The task:
Images excluded, repeat each entry below exactly.

(Stored data)
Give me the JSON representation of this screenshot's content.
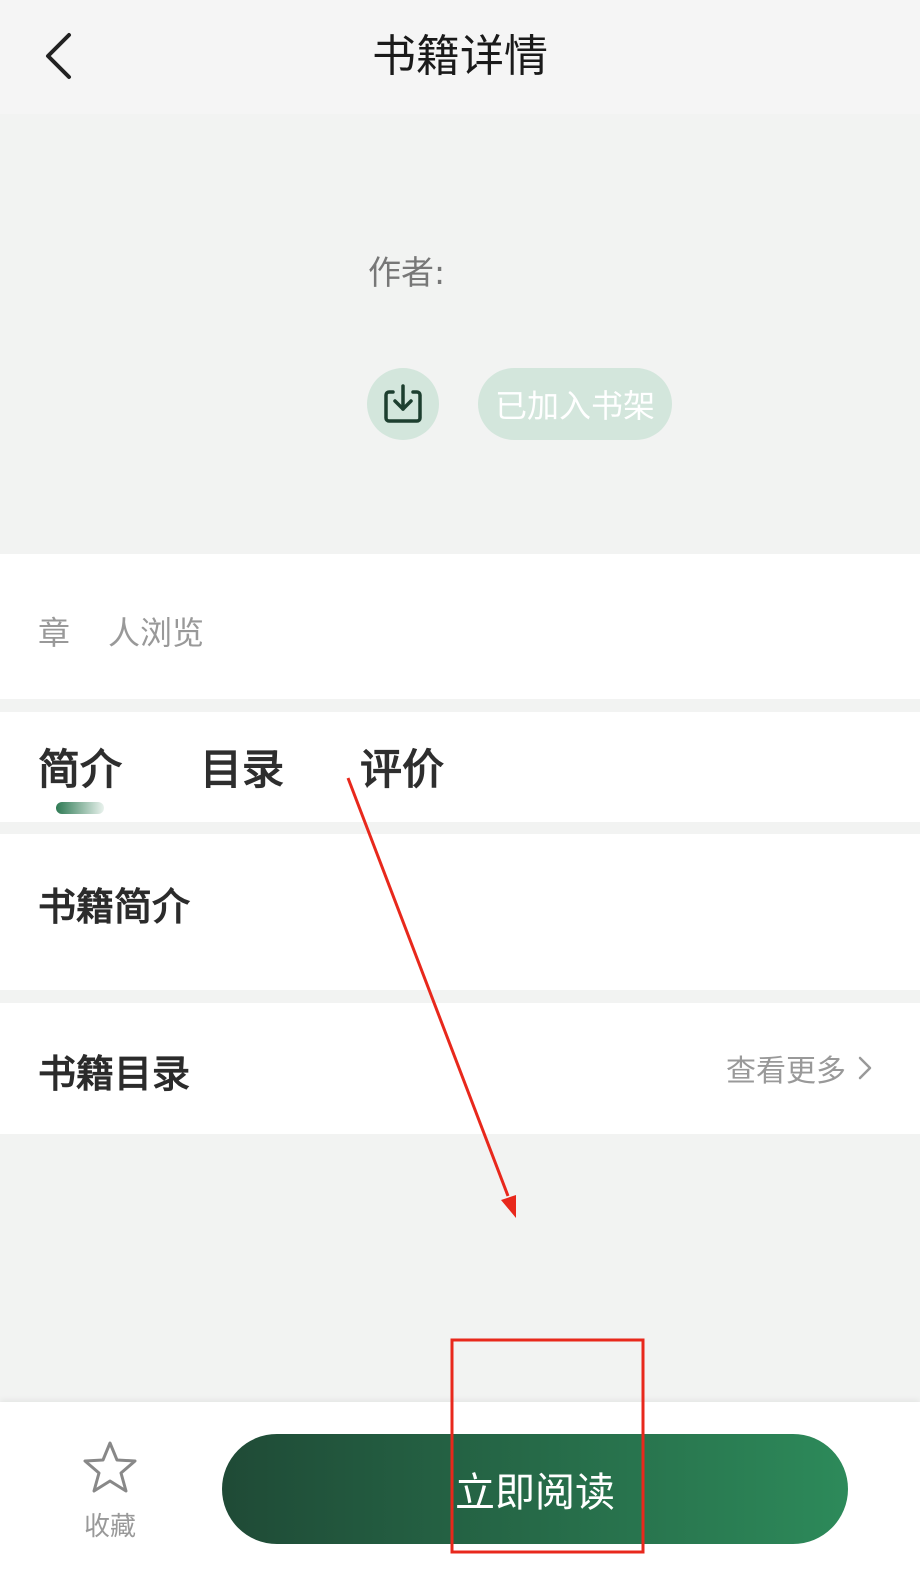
{
  "header": {
    "title": "书籍详情",
    "back_icon": "chevron-left-icon"
  },
  "book": {
    "author_label": "作者:",
    "download_icon": "download-icon",
    "shelf_button": "已加入书架",
    "stats": {
      "chapters_suffix": "章",
      "views_suffix": "人浏览"
    }
  },
  "tabs": [
    {
      "label": "简介",
      "active": true
    },
    {
      "label": "目录",
      "active": false
    },
    {
      "label": "评价",
      "active": false
    }
  ],
  "intro": {
    "title": "书籍简介"
  },
  "catalog": {
    "title": "书籍目录",
    "more_label": "查看更多"
  },
  "bottom_bar": {
    "favorite_label": "收藏",
    "favorite_icon": "star-icon",
    "read_button": "立即阅读"
  },
  "colors": {
    "accent": "#2d8a5a",
    "accent_dark": "#1f4a36",
    "shelf_bg": "#d3e6dc",
    "annotation": "#e8281c"
  }
}
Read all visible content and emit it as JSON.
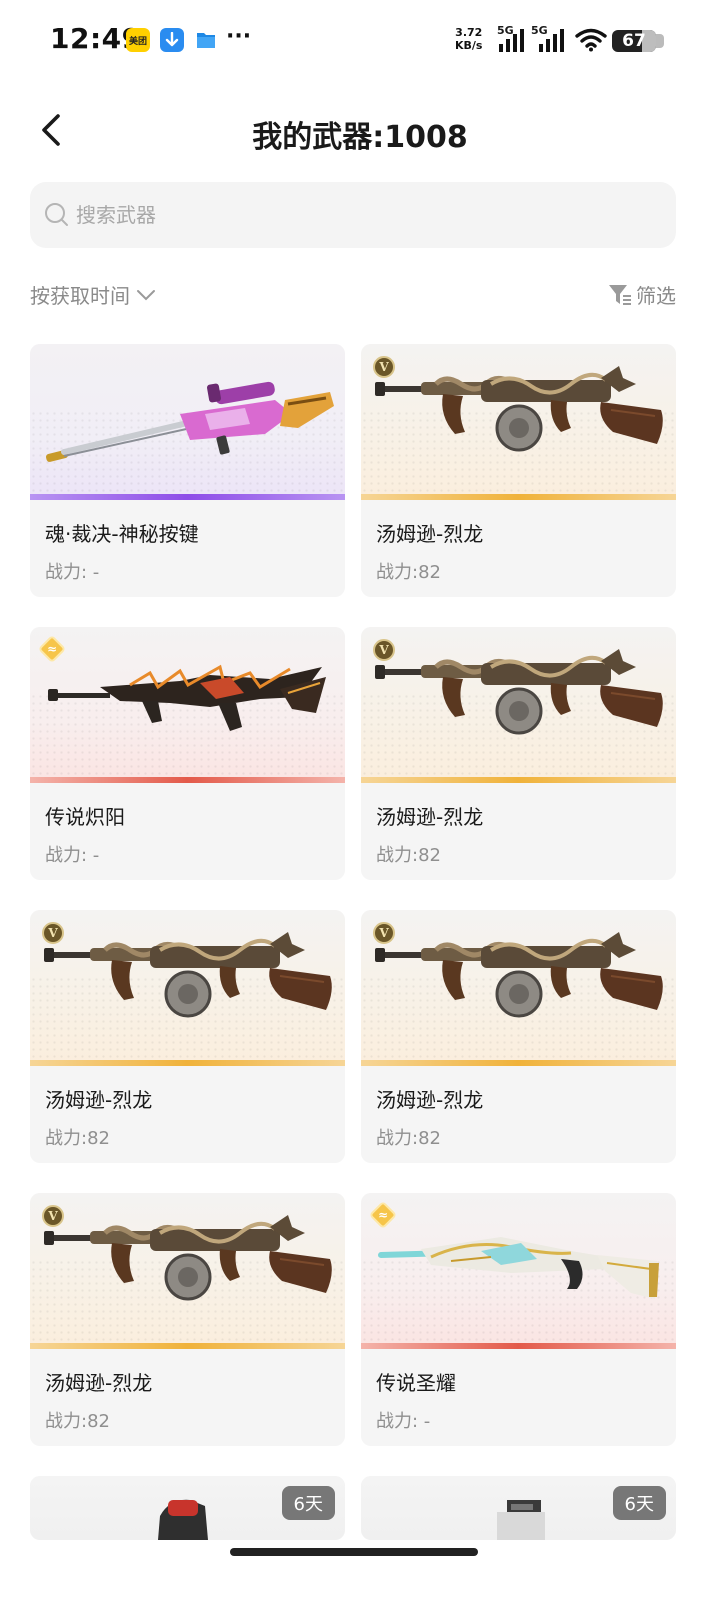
{
  "status_bar": {
    "time": "12:49",
    "apps": [
      "美团",
      "download-icon",
      "files-icon"
    ],
    "more": "···",
    "net_speed_value": "3.72",
    "net_speed_unit": "KB/s",
    "sim1": "5G",
    "sim2": "5G",
    "battery": "67"
  },
  "header": {
    "title": "我的武器:1008"
  },
  "search": {
    "placeholder": "搜索武器"
  },
  "toolbar": {
    "sort_label": "按获取时间",
    "filter_label": "筛选"
  },
  "colors": {
    "purple": "#8e4de8",
    "gold": "#f0b23a",
    "red": "#e35a4a"
  },
  "weapons": [
    {
      "name": "魂·裁决-神秘按键",
      "power": "战力: -",
      "rarity": "purple",
      "badge": "",
      "art": "sniper-pink"
    },
    {
      "name": "汤姆逊-烈龙",
      "power": "战力:82",
      "rarity": "gold",
      "badge": "V",
      "art": "tommy"
    },
    {
      "name": "传说炽阳",
      "power": "战力: -",
      "rarity": "red",
      "badge": "legend",
      "art": "rifle-fire"
    },
    {
      "name": "汤姆逊-烈龙",
      "power": "战力:82",
      "rarity": "gold",
      "badge": "V",
      "art": "tommy"
    },
    {
      "name": "汤姆逊-烈龙",
      "power": "战力:82",
      "rarity": "gold",
      "badge": "V",
      "art": "tommy"
    },
    {
      "name": "汤姆逊-烈龙",
      "power": "战力:82",
      "rarity": "gold",
      "badge": "V",
      "art": "tommy"
    },
    {
      "name": "汤姆逊-烈龙",
      "power": "战力:82",
      "rarity": "gold",
      "badge": "V",
      "art": "tommy"
    },
    {
      "name": "传说圣耀",
      "power": "战力: -",
      "rarity": "red",
      "badge": "legend",
      "art": "rifle-white"
    }
  ],
  "partial_cards": [
    {
      "days": "6天"
    },
    {
      "days": "6天"
    }
  ]
}
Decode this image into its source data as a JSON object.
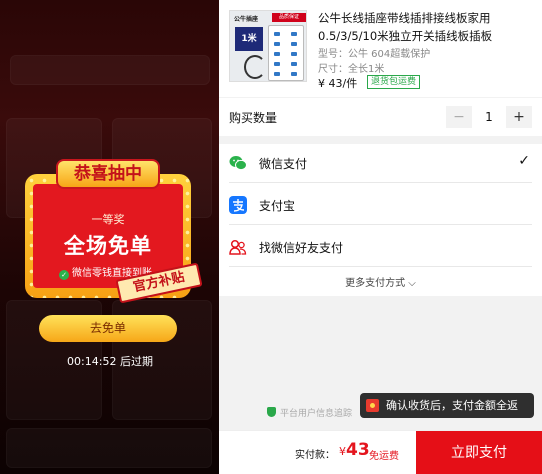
{
  "promo": {
    "congrats": "恭喜抽中",
    "prize_tier": "一等奖",
    "prize_name": "全场免单",
    "prize_note": "微信零钱直接到账",
    "subsidy_tag": "官方补贴",
    "go_button": "去免单",
    "countdown": "00:14:52 后过期"
  },
  "product": {
    "title": "公牛长线插座带线插排接线板家用0.5/3/5/10米独立开关插线板插板",
    "model": "型号：公牛 604超载保护",
    "size": "尺寸：全长1米",
    "price": "¥ 43/件",
    "return_tag": "退货包运费",
    "thumb_brand": "公牛插座",
    "thumb_badge": "品质保证",
    "thumb_length": "1米"
  },
  "quantity": {
    "label": "购买数量",
    "minus": "−",
    "value": "1",
    "plus": "+"
  },
  "payment": {
    "methods": [
      {
        "label": "微信支付",
        "icon": "wechat-pay-icon",
        "selected": true,
        "check": "✓"
      },
      {
        "label": "支付宝",
        "icon": "alipay-icon",
        "selected": false
      },
      {
        "label": "找微信好友支付",
        "icon": "friends-icon",
        "selected": false
      }
    ],
    "more": "更多支付方式"
  },
  "secure_text": "平台用户信息追踪",
  "tooltip": "确认收货后，支付金额全返",
  "checkout": {
    "label": "实付款：",
    "currency": "¥",
    "amount": "43",
    "shipping": "免运费",
    "pay_button": "立即支付"
  },
  "colors": {
    "accent_red": "#e50f17",
    "wechat_green": "#2bb24c",
    "alipay_blue": "#1677ff"
  }
}
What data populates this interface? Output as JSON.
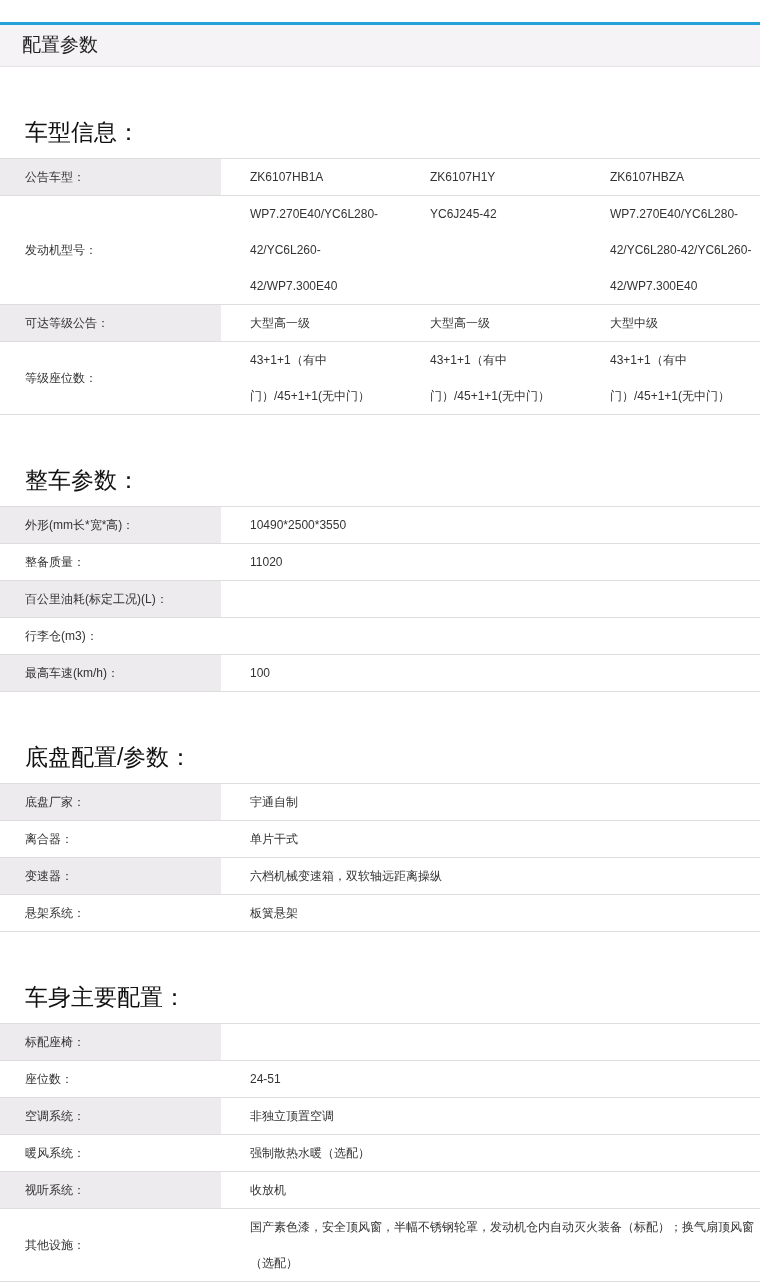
{
  "header": {
    "title": "配置参数"
  },
  "sections": [
    {
      "title": "车型信息：",
      "rows": [
        {
          "label": "公告车型：",
          "values": [
            "ZK6107HB1A",
            "ZK6107H1Y",
            "ZK6107HBZA"
          ]
        },
        {
          "label": "发动机型号：",
          "values": [
            "WP7.270E40/YC6L280-42/YC6L260-42/WP7.300E40",
            "YC6J245-42",
            "WP7.270E40/YC6L280-42/YC6L280-42/YC6L260-42/WP7.300E40"
          ]
        },
        {
          "label": "可达等级公告：",
          "values": [
            "大型高一级",
            "大型高一级",
            "大型中级"
          ]
        },
        {
          "label": "等级座位数：",
          "values": [
            "43+1+1（有中门）/45+1+1(无中门）",
            "43+1+1（有中门）/45+1+1(无中门）",
            "43+1+1（有中门）/45+1+1(无中门）"
          ]
        }
      ]
    },
    {
      "title": "整车参数：",
      "rows": [
        {
          "label": "外形(mm长*宽*高)：",
          "values": [
            "10490*2500*3550"
          ]
        },
        {
          "label": "整备质量：",
          "values": [
            "11020"
          ]
        },
        {
          "label": "百公里油耗(标定工况)(L)："
        },
        {
          "label": "行李仓(m3)："
        },
        {
          "label": "最高车速(km/h)：",
          "values": [
            "100"
          ]
        }
      ]
    },
    {
      "title": "底盘配置/参数：",
      "rows": [
        {
          "label": "底盘厂家：",
          "values": [
            "宇通自制"
          ]
        },
        {
          "label": "离合器：",
          "values": [
            "单片干式"
          ]
        },
        {
          "label": "变速器：",
          "values": [
            "六档机械变速箱，双软轴远距离操纵"
          ]
        },
        {
          "label": "悬架系统：",
          "values": [
            "板簧悬架"
          ]
        }
      ]
    },
    {
      "title": "车身主要配置：",
      "rows": [
        {
          "label": "标配座椅："
        },
        {
          "label": "座位数：",
          "values": [
            "24-51"
          ]
        },
        {
          "label": "空调系统：",
          "values": [
            "非独立顶置空调"
          ]
        },
        {
          "label": "暖风系统：",
          "values": [
            "强制散热水暖（选配）"
          ]
        },
        {
          "label": "视听系统：",
          "values": [
            "收放机"
          ]
        },
        {
          "label": "其他设施：",
          "values": [
            "国产素色漆，安全顶风窗，半幅不锈钢轮罩，发动机仓内自动灭火装备（标配）；换气扇顶风窗（选配）"
          ]
        }
      ]
    }
  ]
}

Written reply:
Give me the JSON representation of this screenshot's content.
{
  "header": {
    "title": "书籍详情",
    "back_icon": "chevron-left-icon"
  },
  "book": {
    "author_label": "作者:",
    "download_icon": "download-icon",
    "shelf_button": "已加入书架",
    "stats": {
      "chapters_suffix": "章",
      "views_suffix": "人浏览"
    }
  },
  "tabs": [
    {
      "label": "简介",
      "active": true
    },
    {
      "label": "目录",
      "active": false
    },
    {
      "label": "评价",
      "active": false
    }
  ],
  "intro": {
    "title": "书籍简介"
  },
  "catalog": {
    "title": "书籍目录",
    "more_label": "查看更多"
  },
  "bottom_bar": {
    "favorite_label": "收藏",
    "favorite_icon": "star-icon",
    "read_button": "立即阅读"
  },
  "colors": {
    "accent": "#2d8a5a",
    "accent_dark": "#1f4a36",
    "shelf_bg": "#d3e6dc",
    "annotation": "#e8281c"
  }
}
Read all visible content and emit it as JSON.
{
  "status_bar": {
    "time": "12:49",
    "apps": [
      "美团",
      "download-icon",
      "files-icon"
    ],
    "more": "···",
    "net_speed_value": "3.72",
    "net_speed_unit": "KB/s",
    "sim1": "5G",
    "sim2": "5G",
    "battery": "67"
  },
  "header": {
    "title": "我的武器:1008"
  },
  "search": {
    "placeholder": "搜索武器"
  },
  "toolbar": {
    "sort_label": "按获取时间",
    "filter_label": "筛选"
  },
  "colors": {
    "purple": "#8e4de8",
    "gold": "#f0b23a",
    "red": "#e35a4a"
  },
  "weapons": [
    {
      "name": "魂·裁决-神秘按键",
      "power": "战力: -",
      "rarity": "purple",
      "badge": "",
      "art": "sniper-pink"
    },
    {
      "name": "汤姆逊-烈龙",
      "power": "战力:82",
      "rarity": "gold",
      "badge": "V",
      "art": "tommy"
    },
    {
      "name": "传说炽阳",
      "power": "战力: -",
      "rarity": "red",
      "badge": "legend",
      "art": "rifle-fire"
    },
    {
      "name": "汤姆逊-烈龙",
      "power": "战力:82",
      "rarity": "gold",
      "badge": "V",
      "art": "tommy"
    },
    {
      "name": "汤姆逊-烈龙",
      "power": "战力:82",
      "rarity": "gold",
      "badge": "V",
      "art": "tommy"
    },
    {
      "name": "汤姆逊-烈龙",
      "power": "战力:82",
      "rarity": "gold",
      "badge": "V",
      "art": "tommy"
    },
    {
      "name": "汤姆逊-烈龙",
      "power": "战力:82",
      "rarity": "gold",
      "badge": "V",
      "art": "tommy"
    },
    {
      "name": "传说圣耀",
      "power": "战力: -",
      "rarity": "red",
      "badge": "legend",
      "art": "rifle-white"
    }
  ],
  "partial_cards": [
    {
      "days": "6天"
    },
    {
      "days": "6天"
    }
  ]
}
Decode this image into its source data as a JSON object.
{
  "promo": {
    "congrats": "恭喜抽中",
    "prize_tier": "一等奖",
    "prize_name": "全场免单",
    "prize_note": "微信零钱直接到账",
    "subsidy_tag": "官方补贴",
    "go_button": "去免单",
    "countdown": "00:14:52 后过期"
  },
  "product": {
    "title": "公牛长线插座带线插排接线板家用0.5/3/5/10米独立开关插线板插板",
    "model": "型号：公牛 604超载保护",
    "size": "尺寸：全长1米",
    "price": "¥ 43/件",
    "return_tag": "退货包运费",
    "thumb_brand": "公牛插座",
    "thumb_badge": "品质保证",
    "thumb_length": "1米"
  },
  "quantity": {
    "label": "购买数量",
    "minus": "−",
    "value": "1",
    "plus": "+"
  },
  "payment": {
    "methods": [
      {
        "label": "微信支付",
        "icon": "wechat-pay-icon",
        "selected": true,
        "check": "✓"
      },
      {
        "label": "支付宝",
        "icon": "alipay-icon",
        "selected": false
      },
      {
        "label": "找微信好友支付",
        "icon": "friends-icon",
        "selected": false
      }
    ],
    "more": "更多支付方式"
  },
  "secure_text": "平台用户信息追踪",
  "tooltip": "确认收货后，支付金额全返",
  "checkout": {
    "label": "实付款：",
    "currency": "¥",
    "amount": "43",
    "shipping": "免运费",
    "pay_button": "立即支付"
  },
  "colors": {
    "accent_red": "#e50f17",
    "wechat_green": "#2bb24c",
    "alipay_blue": "#1677ff"
  }
}
What data populates this interface? Output as JSON.
{
  "header": {
    "title": "配置参数"
  },
  "sections": [
    {
      "title": "车型信息：",
      "rows": [
        {
          "label": "公告车型：",
          "values": [
            "ZK6107HB1A",
            "ZK6107H1Y",
            "ZK6107HBZA"
          ]
        },
        {
          "label": "发动机型号：",
          "values": [
            "WP7.270E40/YC6L280-42/YC6L260-42/WP7.300E40",
            "YC6J245-42",
            "WP7.270E40/YC6L280-42/YC6L280-42/YC6L260-42/WP7.300E40"
          ]
        },
        {
          "label": "可达等级公告：",
          "values": [
            "大型高一级",
            "大型高一级",
            "大型中级"
          ]
        },
        {
          "label": "等级座位数：",
          "values": [
            "43+1+1（有中门）/45+1+1(无中门）",
            "43+1+1（有中门）/45+1+1(无中门）",
            "43+1+1（有中门）/45+1+1(无中门）"
          ]
        }
      ]
    },
    {
      "title": "整车参数：",
      "rows": [
        {
          "label": "外形(mm长*宽*高)：",
          "values": [
            "10490*2500*3550"
          ]
        },
        {
          "label": "整备质量：",
          "values": [
            "11020"
          ]
        },
        {
          "label": "百公里油耗(标定工况)(L)："
        },
        {
          "label": "行李仓(m3)："
        },
        {
          "label": "最高车速(km/h)：",
          "values": [
            "100"
          ]
        }
      ]
    },
    {
      "title": "底盘配置/参数：",
      "rows": [
        {
          "label": "底盘厂家：",
          "values": [
            "宇通自制"
          ]
        },
        {
          "label": "离合器：",
          "values": [
            "单片干式"
          ]
        },
        {
          "label": "变速器：",
          "values": [
            "六档机械变速箱，双软轴远距离操纵"
          ]
        },
        {
          "label": "悬架系统：",
          "values": [
            "板簧悬架"
          ]
        }
      ]
    },
    {
      "title": "车身主要配置：",
      "rows": [
        {
          "label": "标配座椅："
        },
        {
          "label": "座位数：",
          "values": [
            "24-51"
          ]
        },
        {
          "label": "空调系统：",
          "values": [
            "非独立顶置空调"
          ]
        },
        {
          "label": "暖风系统：",
          "values": [
            "强制散热水暖（选配）"
          ]
        },
        {
          "label": "视听系统：",
          "values": [
            "收放机"
          ]
        },
        {
          "label": "其他设施：",
          "values": [
            "国产素色漆，安全顶风窗，半幅不锈钢轮罩，发动机仓内自动灭火装备（标配）；换气扇顶风窗（选配）"
          ]
        }
      ]
    }
  ]
}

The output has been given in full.